→ WORK INSTRUCTIONS
Look for "name" in the listing below. Gather each line that contains it.

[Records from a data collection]
○ ○ ○ ○ ○

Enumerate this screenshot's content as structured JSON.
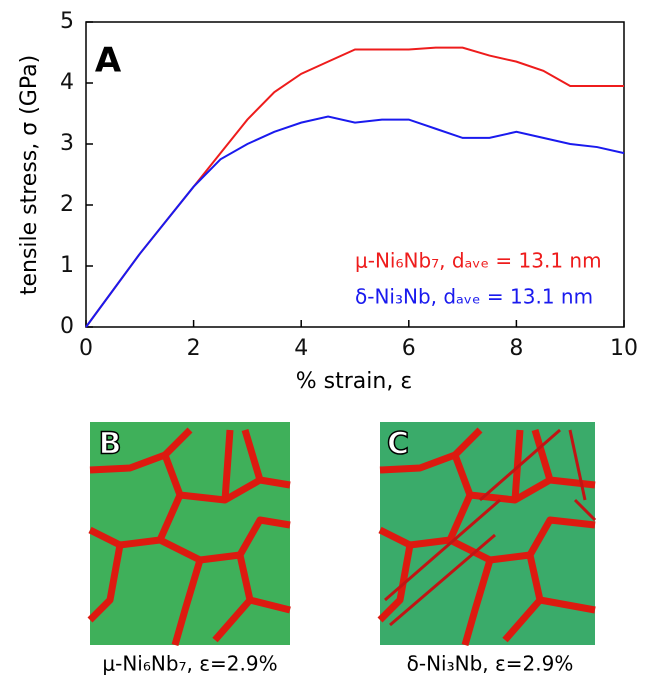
{
  "chart_data": {
    "type": "line",
    "annotation": "A",
    "x_label": "% strain, ε",
    "y_label": "tensile stress, σ (GPa)",
    "x": [
      0,
      0.5,
      1,
      1.5,
      2,
      2.5,
      3,
      3.5,
      4,
      4.5,
      5,
      5.5,
      6,
      6.5,
      7,
      7.5,
      8,
      8.5,
      9,
      9.5,
      10
    ],
    "series": [
      {
        "name": "μ-Ni₆Nb₇, dₐᵥₑ = 13.1 nm",
        "color": "#ee1c1c",
        "values": [
          0,
          0.6,
          1.2,
          1.75,
          2.3,
          2.85,
          3.4,
          3.85,
          4.15,
          4.35,
          4.55,
          4.55,
          4.55,
          4.58,
          4.58,
          4.45,
          4.35,
          4.2,
          3.95,
          3.95,
          3.95
        ]
      },
      {
        "name": "δ-Ni₃Nb, dₐᵥₑ = 13.1 nm",
        "color": "#1a1aee",
        "values": [
          0,
          0.6,
          1.2,
          1.75,
          2.3,
          2.75,
          3.0,
          3.2,
          3.35,
          3.45,
          3.35,
          3.4,
          3.4,
          3.25,
          3.1,
          3.1,
          3.2,
          3.1,
          3.0,
          2.95,
          2.85
        ]
      }
    ],
    "xlim": [
      0,
      10
    ],
    "xticks": [
      0,
      2,
      4,
      6,
      8,
      10
    ],
    "ylim": [
      0,
      5
    ],
    "yticks": [
      0,
      1,
      2,
      3,
      4,
      5
    ]
  },
  "panels": [
    {
      "label": "B",
      "caption": "μ-Ni₆Nb₇, ε=2.9%"
    },
    {
      "label": "C",
      "caption": "δ-Ni₃Nb, ε=2.9%"
    }
  ]
}
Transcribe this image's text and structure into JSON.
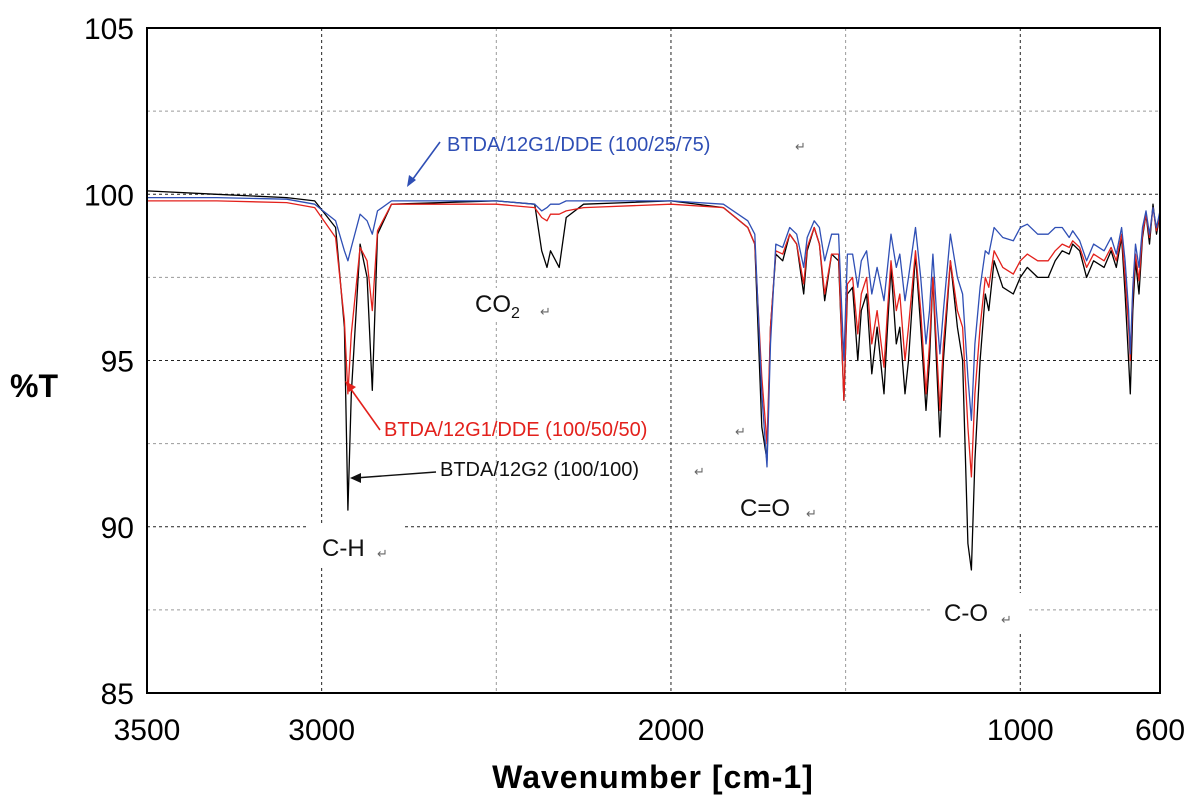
{
  "chart_data": {
    "type": "line",
    "xlabel": "Wavenumber [cm-1]",
    "ylabel": "%T",
    "xlim": [
      3500,
      600
    ],
    "ylim": [
      85,
      105
    ],
    "x_reversed": true,
    "grid": true,
    "x_ticks": [
      "3500",
      "3000",
      "2000",
      "1000",
      "600"
    ],
    "x_tick_values": [
      3500,
      3000,
      2000,
      1000,
      600
    ],
    "y_ticks": [
      "105",
      "100",
      "95",
      "90",
      "85"
    ],
    "y_tick_values": [
      105,
      100,
      95,
      90,
      85
    ],
    "series": [
      {
        "name": "BTDA/12G2 (100/100)",
        "color": "#000000",
        "points": [
          [
            3500,
            100.1
          ],
          [
            3300,
            100.0
          ],
          [
            3100,
            99.9
          ],
          [
            3020,
            99.8
          ],
          [
            2960,
            99.0
          ],
          [
            2935,
            96.0
          ],
          [
            2925,
            90.5
          ],
          [
            2915,
            94.0
          ],
          [
            2890,
            98.5
          ],
          [
            2870,
            97.5
          ],
          [
            2855,
            94.1
          ],
          [
            2840,
            98.8
          ],
          [
            2800,
            99.7
          ],
          [
            2500,
            99.8
          ],
          [
            2390,
            99.7
          ],
          [
            2370,
            98.3
          ],
          [
            2355,
            97.8
          ],
          [
            2345,
            98.3
          ],
          [
            2320,
            97.8
          ],
          [
            2300,
            99.3
          ],
          [
            2250,
            99.7
          ],
          [
            2000,
            99.8
          ],
          [
            1850,
            99.6
          ],
          [
            1780,
            99.0
          ],
          [
            1760,
            98.5
          ],
          [
            1740,
            93.0
          ],
          [
            1725,
            92.0
          ],
          [
            1715,
            96.0
          ],
          [
            1700,
            98.2
          ],
          [
            1680,
            98.0
          ],
          [
            1660,
            98.8
          ],
          [
            1640,
            98.5
          ],
          [
            1620,
            97.0
          ],
          [
            1610,
            98.3
          ],
          [
            1590,
            99.0
          ],
          [
            1575,
            98.5
          ],
          [
            1560,
            96.8
          ],
          [
            1540,
            98.2
          ],
          [
            1520,
            98.0
          ],
          [
            1505,
            93.8
          ],
          [
            1495,
            97.0
          ],
          [
            1480,
            97.2
          ],
          [
            1465,
            95.0
          ],
          [
            1455,
            96.5
          ],
          [
            1440,
            97.0
          ],
          [
            1425,
            94.6
          ],
          [
            1410,
            96.0
          ],
          [
            1390,
            94.0
          ],
          [
            1380,
            96.0
          ],
          [
            1370,
            97.8
          ],
          [
            1355,
            95.5
          ],
          [
            1345,
            96.0
          ],
          [
            1330,
            94.0
          ],
          [
            1320,
            95.0
          ],
          [
            1300,
            98.2
          ],
          [
            1285,
            96.0
          ],
          [
            1270,
            93.5
          ],
          [
            1260,
            95.0
          ],
          [
            1250,
            97.5
          ],
          [
            1240,
            95.0
          ],
          [
            1230,
            92.7
          ],
          [
            1220,
            95.0
          ],
          [
            1200,
            98.0
          ],
          [
            1180,
            96.0
          ],
          [
            1165,
            95.0
          ],
          [
            1150,
            89.5
          ],
          [
            1140,
            88.7
          ],
          [
            1130,
            92.0
          ],
          [
            1115,
            95.0
          ],
          [
            1100,
            97.0
          ],
          [
            1090,
            96.5
          ],
          [
            1075,
            98.0
          ],
          [
            1050,
            97.2
          ],
          [
            1020,
            97.0
          ],
          [
            1000,
            97.5
          ],
          [
            980,
            97.8
          ],
          [
            950,
            97.5
          ],
          [
            920,
            97.5
          ],
          [
            900,
            98.0
          ],
          [
            880,
            98.3
          ],
          [
            860,
            98.2
          ],
          [
            850,
            98.5
          ],
          [
            830,
            98.3
          ],
          [
            810,
            97.5
          ],
          [
            790,
            98.0
          ],
          [
            760,
            97.8
          ],
          [
            740,
            98.3
          ],
          [
            725,
            97.8
          ],
          [
            710,
            98.7
          ],
          [
            700,
            97.0
          ],
          [
            690,
            95.0
          ],
          [
            685,
            94.0
          ],
          [
            678,
            96.5
          ],
          [
            670,
            98.0
          ],
          [
            660,
            97.0
          ],
          [
            650,
            98.7
          ],
          [
            640,
            99.4
          ],
          [
            630,
            98.5
          ],
          [
            620,
            99.7
          ],
          [
            610,
            98.8
          ],
          [
            600,
            99.4
          ]
        ]
      },
      {
        "name": "BTDA/12G1/DDE (100/50/50)",
        "color": "#e3211c",
        "points": [
          [
            3500,
            99.8
          ],
          [
            3300,
            99.8
          ],
          [
            3100,
            99.75
          ],
          [
            3020,
            99.6
          ],
          [
            2960,
            98.7
          ],
          [
            2935,
            96.2
          ],
          [
            2925,
            94.0
          ],
          [
            2915,
            95.8
          ],
          [
            2890,
            98.4
          ],
          [
            2870,
            98.0
          ],
          [
            2855,
            96.5
          ],
          [
            2840,
            98.9
          ],
          [
            2800,
            99.7
          ],
          [
            2500,
            99.7
          ],
          [
            2390,
            99.6
          ],
          [
            2370,
            99.3
          ],
          [
            2355,
            99.2
          ],
          [
            2345,
            99.4
          ],
          [
            2320,
            99.4
          ],
          [
            2300,
            99.5
          ],
          [
            2250,
            99.6
          ],
          [
            2000,
            99.7
          ],
          [
            1850,
            99.6
          ],
          [
            1780,
            99.0
          ],
          [
            1760,
            98.5
          ],
          [
            1740,
            94.5
          ],
          [
            1725,
            92.5
          ],
          [
            1715,
            96.0
          ],
          [
            1700,
            98.3
          ],
          [
            1680,
            98.2
          ],
          [
            1660,
            98.8
          ],
          [
            1640,
            98.5
          ],
          [
            1620,
            97.3
          ],
          [
            1610,
            98.4
          ],
          [
            1590,
            99.0
          ],
          [
            1575,
            98.5
          ],
          [
            1560,
            97.0
          ],
          [
            1540,
            98.2
          ],
          [
            1520,
            98.2
          ],
          [
            1505,
            93.8
          ],
          [
            1495,
            97.3
          ],
          [
            1480,
            97.5
          ],
          [
            1465,
            95.8
          ],
          [
            1455,
            97.0
          ],
          [
            1440,
            97.5
          ],
          [
            1425,
            95.5
          ],
          [
            1410,
            96.5
          ],
          [
            1390,
            94.8
          ],
          [
            1380,
            96.5
          ],
          [
            1370,
            98.0
          ],
          [
            1355,
            96.5
          ],
          [
            1345,
            97.0
          ],
          [
            1330,
            95.0
          ],
          [
            1320,
            96.0
          ],
          [
            1300,
            98.3
          ],
          [
            1285,
            96.5
          ],
          [
            1270,
            94.0
          ],
          [
            1260,
            95.5
          ],
          [
            1250,
            97.5
          ],
          [
            1240,
            95.5
          ],
          [
            1230,
            93.5
          ],
          [
            1220,
            95.5
          ],
          [
            1200,
            98.0
          ],
          [
            1180,
            96.5
          ],
          [
            1165,
            96.0
          ],
          [
            1150,
            93.0
          ],
          [
            1140,
            91.5
          ],
          [
            1130,
            94.0
          ],
          [
            1115,
            96.0
          ],
          [
            1100,
            97.5
          ],
          [
            1090,
            97.2
          ],
          [
            1075,
            98.3
          ],
          [
            1050,
            97.8
          ],
          [
            1020,
            97.6
          ],
          [
            1000,
            98.0
          ],
          [
            980,
            98.2
          ],
          [
            950,
            98.0
          ],
          [
            920,
            98.0
          ],
          [
            900,
            98.3
          ],
          [
            880,
            98.5
          ],
          [
            860,
            98.4
          ],
          [
            850,
            98.6
          ],
          [
            830,
            98.4
          ],
          [
            810,
            97.8
          ],
          [
            790,
            98.2
          ],
          [
            760,
            98.0
          ],
          [
            740,
            98.4
          ],
          [
            725,
            98.0
          ],
          [
            710,
            98.8
          ],
          [
            700,
            97.5
          ],
          [
            690,
            96.0
          ],
          [
            685,
            95.0
          ],
          [
            678,
            97.0
          ],
          [
            670,
            98.2
          ],
          [
            660,
            97.4
          ],
          [
            650,
            98.8
          ],
          [
            640,
            99.4
          ],
          [
            630,
            98.7
          ],
          [
            620,
            99.6
          ],
          [
            610,
            98.9
          ],
          [
            600,
            99.4
          ]
        ]
      },
      {
        "name": "BTDA/12G1/DDE (100/25/75)",
        "color": "#2f4fb5",
        "points": [
          [
            3500,
            99.9
          ],
          [
            3300,
            99.9
          ],
          [
            3100,
            99.85
          ],
          [
            3020,
            99.7
          ],
          [
            2960,
            99.2
          ],
          [
            2935,
            98.3
          ],
          [
            2925,
            98.0
          ],
          [
            2915,
            98.4
          ],
          [
            2890,
            99.4
          ],
          [
            2870,
            99.2
          ],
          [
            2855,
            98.8
          ],
          [
            2840,
            99.5
          ],
          [
            2800,
            99.8
          ],
          [
            2500,
            99.8
          ],
          [
            2390,
            99.7
          ],
          [
            2370,
            99.5
          ],
          [
            2355,
            99.6
          ],
          [
            2345,
            99.7
          ],
          [
            2320,
            99.7
          ],
          [
            2300,
            99.8
          ],
          [
            2250,
            99.8
          ],
          [
            2000,
            99.8
          ],
          [
            1850,
            99.7
          ],
          [
            1780,
            99.2
          ],
          [
            1760,
            98.8
          ],
          [
            1740,
            94.0
          ],
          [
            1725,
            91.8
          ],
          [
            1715,
            95.5
          ],
          [
            1700,
            98.5
          ],
          [
            1680,
            98.4
          ],
          [
            1660,
            99.0
          ],
          [
            1640,
            98.8
          ],
          [
            1620,
            97.8
          ],
          [
            1610,
            98.7
          ],
          [
            1590,
            99.2
          ],
          [
            1575,
            99.0
          ],
          [
            1560,
            98.0
          ],
          [
            1540,
            98.8
          ],
          [
            1520,
            98.8
          ],
          [
            1505,
            95.0
          ],
          [
            1495,
            98.2
          ],
          [
            1480,
            98.2
          ],
          [
            1465,
            97.2
          ],
          [
            1455,
            98.0
          ],
          [
            1440,
            98.3
          ],
          [
            1425,
            97.0
          ],
          [
            1410,
            97.8
          ],
          [
            1390,
            96.8
          ],
          [
            1380,
            97.8
          ],
          [
            1370,
            98.8
          ],
          [
            1355,
            97.8
          ],
          [
            1345,
            98.2
          ],
          [
            1330,
            96.8
          ],
          [
            1320,
            97.5
          ],
          [
            1300,
            99.0
          ],
          [
            1285,
            97.5
          ],
          [
            1270,
            95.5
          ],
          [
            1260,
            96.5
          ],
          [
            1250,
            98.2
          ],
          [
            1240,
            96.5
          ],
          [
            1230,
            95.2
          ],
          [
            1220,
            96.5
          ],
          [
            1200,
            98.8
          ],
          [
            1180,
            97.5
          ],
          [
            1165,
            97.0
          ],
          [
            1150,
            94.5
          ],
          [
            1140,
            93.2
          ],
          [
            1130,
            95.5
          ],
          [
            1115,
            97.2
          ],
          [
            1100,
            98.3
          ],
          [
            1090,
            98.2
          ],
          [
            1075,
            99.0
          ],
          [
            1050,
            98.7
          ],
          [
            1020,
            98.6
          ],
          [
            1000,
            99.0
          ],
          [
            980,
            99.1
          ],
          [
            950,
            98.8
          ],
          [
            920,
            98.8
          ],
          [
            900,
            99.0
          ],
          [
            880,
            99.0
          ],
          [
            860,
            98.7
          ],
          [
            850,
            98.9
          ],
          [
            830,
            98.6
          ],
          [
            810,
            98.0
          ],
          [
            790,
            98.5
          ],
          [
            760,
            98.3
          ],
          [
            740,
            98.7
          ],
          [
            725,
            98.2
          ],
          [
            710,
            99.0
          ],
          [
            700,
            98.0
          ],
          [
            690,
            96.5
          ],
          [
            685,
            95.2
          ],
          [
            678,
            97.2
          ],
          [
            670,
            98.5
          ],
          [
            660,
            97.8
          ],
          [
            650,
            99.0
          ],
          [
            640,
            99.5
          ],
          [
            630,
            98.8
          ],
          [
            620,
            99.6
          ],
          [
            610,
            99.0
          ],
          [
            600,
            99.5
          ]
        ]
      }
    ],
    "annotations": {
      "blue_label": "BTDA/12G1/DDE (100/25/75)",
      "red_label": "BTDA/12G1/DDE (100/50/50)",
      "black_label": "BTDA/12G2 (100/100)",
      "co2_main": "CO",
      "co2_sub": "2",
      "ch": "C-H",
      "co_double": "C=O",
      "c_o": "C-O",
      "return_mark": "↵"
    }
  }
}
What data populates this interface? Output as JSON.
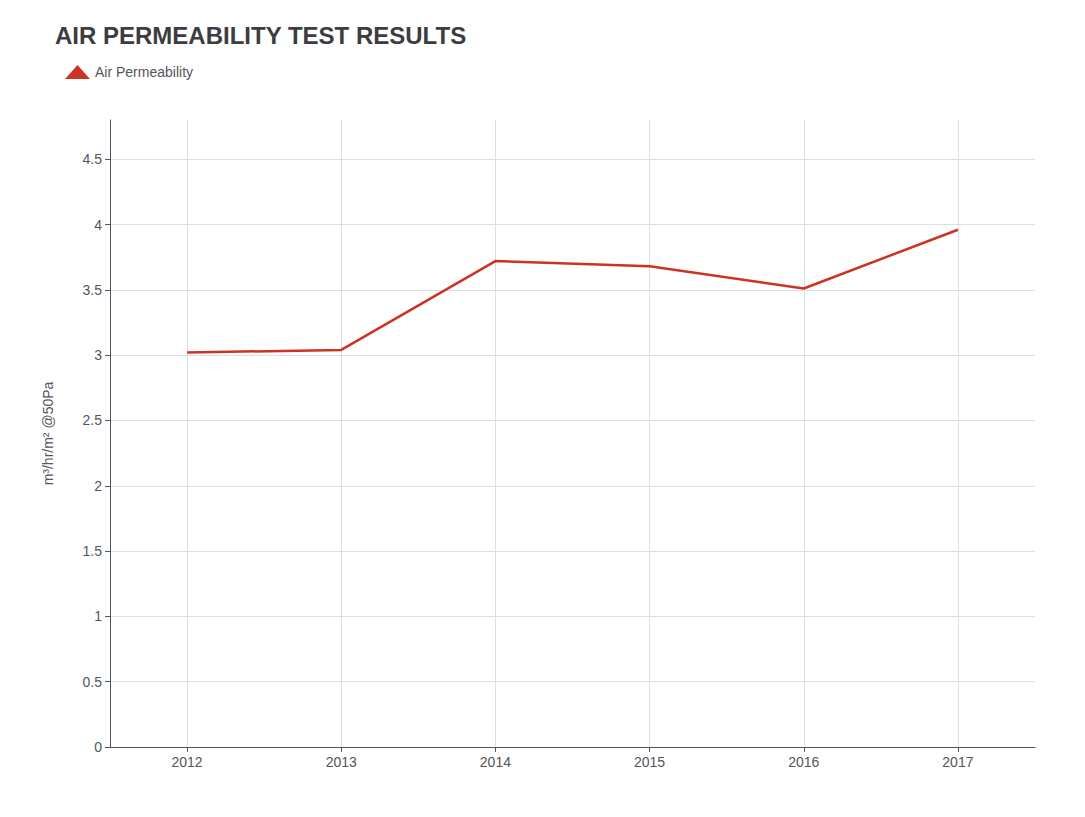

○ ○ ○ ○ ○

→ THE ANSWER
        "name": "μ-Ni₆Nb₇, dₐᵥₑ = 13.1 nm",
        "name": "δ-Ni₃Nb, dₐᵥₑ = 13.1 nm",
        "name": "BTDA/12G2 (100/100)",
        "name": "BTDA/12G1/DDE (100/50/50)",
        "name": "BTDA/12G1/DDE (100/25/75)",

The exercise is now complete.